Problem:
Copy every line of the entries that includes the word "НАУКИ".
########
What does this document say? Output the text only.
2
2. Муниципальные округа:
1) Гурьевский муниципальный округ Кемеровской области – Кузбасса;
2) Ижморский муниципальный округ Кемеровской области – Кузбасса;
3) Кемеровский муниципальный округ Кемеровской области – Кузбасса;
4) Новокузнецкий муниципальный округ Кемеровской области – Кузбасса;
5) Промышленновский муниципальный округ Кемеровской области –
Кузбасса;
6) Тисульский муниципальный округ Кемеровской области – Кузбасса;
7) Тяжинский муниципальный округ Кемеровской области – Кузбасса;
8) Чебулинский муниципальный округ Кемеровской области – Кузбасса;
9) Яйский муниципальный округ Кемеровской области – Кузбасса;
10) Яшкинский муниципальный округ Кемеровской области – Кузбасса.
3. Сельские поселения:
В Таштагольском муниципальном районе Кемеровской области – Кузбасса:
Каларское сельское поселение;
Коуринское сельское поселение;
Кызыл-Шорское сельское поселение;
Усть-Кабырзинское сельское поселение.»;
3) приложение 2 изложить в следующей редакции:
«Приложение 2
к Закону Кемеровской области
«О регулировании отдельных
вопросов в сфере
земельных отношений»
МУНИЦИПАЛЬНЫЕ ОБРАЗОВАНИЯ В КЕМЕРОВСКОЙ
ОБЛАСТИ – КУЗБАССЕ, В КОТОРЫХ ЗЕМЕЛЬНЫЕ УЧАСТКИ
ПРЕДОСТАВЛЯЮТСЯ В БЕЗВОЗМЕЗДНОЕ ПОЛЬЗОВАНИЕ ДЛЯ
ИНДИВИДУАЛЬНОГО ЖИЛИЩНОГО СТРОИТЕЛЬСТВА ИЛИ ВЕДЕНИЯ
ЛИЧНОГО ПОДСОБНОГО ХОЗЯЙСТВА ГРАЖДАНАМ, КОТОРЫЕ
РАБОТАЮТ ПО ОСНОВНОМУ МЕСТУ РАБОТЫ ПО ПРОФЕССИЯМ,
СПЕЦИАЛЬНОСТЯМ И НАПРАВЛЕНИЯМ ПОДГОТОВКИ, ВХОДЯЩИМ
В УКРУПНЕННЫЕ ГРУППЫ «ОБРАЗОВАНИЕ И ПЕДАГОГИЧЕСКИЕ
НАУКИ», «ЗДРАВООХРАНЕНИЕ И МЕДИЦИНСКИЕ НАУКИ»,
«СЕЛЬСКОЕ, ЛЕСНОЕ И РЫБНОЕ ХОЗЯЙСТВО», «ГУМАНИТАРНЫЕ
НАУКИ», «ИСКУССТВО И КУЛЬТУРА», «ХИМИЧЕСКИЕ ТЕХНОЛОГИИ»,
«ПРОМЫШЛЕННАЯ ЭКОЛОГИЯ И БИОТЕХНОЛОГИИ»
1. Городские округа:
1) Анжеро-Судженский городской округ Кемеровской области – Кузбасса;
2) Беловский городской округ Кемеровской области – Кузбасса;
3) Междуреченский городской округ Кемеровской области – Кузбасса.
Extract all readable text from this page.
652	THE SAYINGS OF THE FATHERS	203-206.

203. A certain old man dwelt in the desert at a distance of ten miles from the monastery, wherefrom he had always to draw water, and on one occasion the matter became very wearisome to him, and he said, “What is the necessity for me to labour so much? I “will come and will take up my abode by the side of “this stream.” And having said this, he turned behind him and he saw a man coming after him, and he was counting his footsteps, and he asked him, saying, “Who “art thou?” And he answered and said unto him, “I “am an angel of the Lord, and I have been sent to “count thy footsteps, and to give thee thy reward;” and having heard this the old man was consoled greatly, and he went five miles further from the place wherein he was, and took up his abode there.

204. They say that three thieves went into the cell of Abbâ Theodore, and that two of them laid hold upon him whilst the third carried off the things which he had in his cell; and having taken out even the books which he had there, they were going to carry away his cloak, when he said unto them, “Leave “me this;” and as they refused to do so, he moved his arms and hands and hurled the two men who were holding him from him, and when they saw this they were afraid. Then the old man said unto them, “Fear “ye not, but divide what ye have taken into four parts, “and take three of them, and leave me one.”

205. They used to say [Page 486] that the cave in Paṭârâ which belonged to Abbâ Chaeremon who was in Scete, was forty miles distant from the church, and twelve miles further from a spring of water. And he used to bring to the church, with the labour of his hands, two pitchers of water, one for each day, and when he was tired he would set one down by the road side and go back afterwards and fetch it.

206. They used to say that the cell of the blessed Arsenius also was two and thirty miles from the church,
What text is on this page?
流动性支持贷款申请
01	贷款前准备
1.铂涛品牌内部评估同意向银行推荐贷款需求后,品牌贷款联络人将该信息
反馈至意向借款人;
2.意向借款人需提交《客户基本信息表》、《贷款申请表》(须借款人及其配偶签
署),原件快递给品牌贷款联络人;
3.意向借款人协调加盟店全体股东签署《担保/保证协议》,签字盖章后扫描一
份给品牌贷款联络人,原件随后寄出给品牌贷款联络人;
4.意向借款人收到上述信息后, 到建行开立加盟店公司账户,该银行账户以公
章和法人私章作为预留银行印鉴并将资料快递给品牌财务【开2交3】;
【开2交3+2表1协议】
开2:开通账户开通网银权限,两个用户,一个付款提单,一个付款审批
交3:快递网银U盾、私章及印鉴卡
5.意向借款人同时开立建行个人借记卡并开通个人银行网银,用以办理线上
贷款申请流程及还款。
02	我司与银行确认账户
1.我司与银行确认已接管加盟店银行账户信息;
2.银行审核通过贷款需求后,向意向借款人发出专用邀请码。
########
Exercise solution:
НАУКИ», «ЗДРАВООХРАНЕНИЕ И МЕДИЦИНСКИЕ НАУКИ»,
НАУКИ», «ИСКУССТВО И КУЛЬТУРА», «ХИМИЧЕСКИЕ ТЕХНОЛОГИИ»,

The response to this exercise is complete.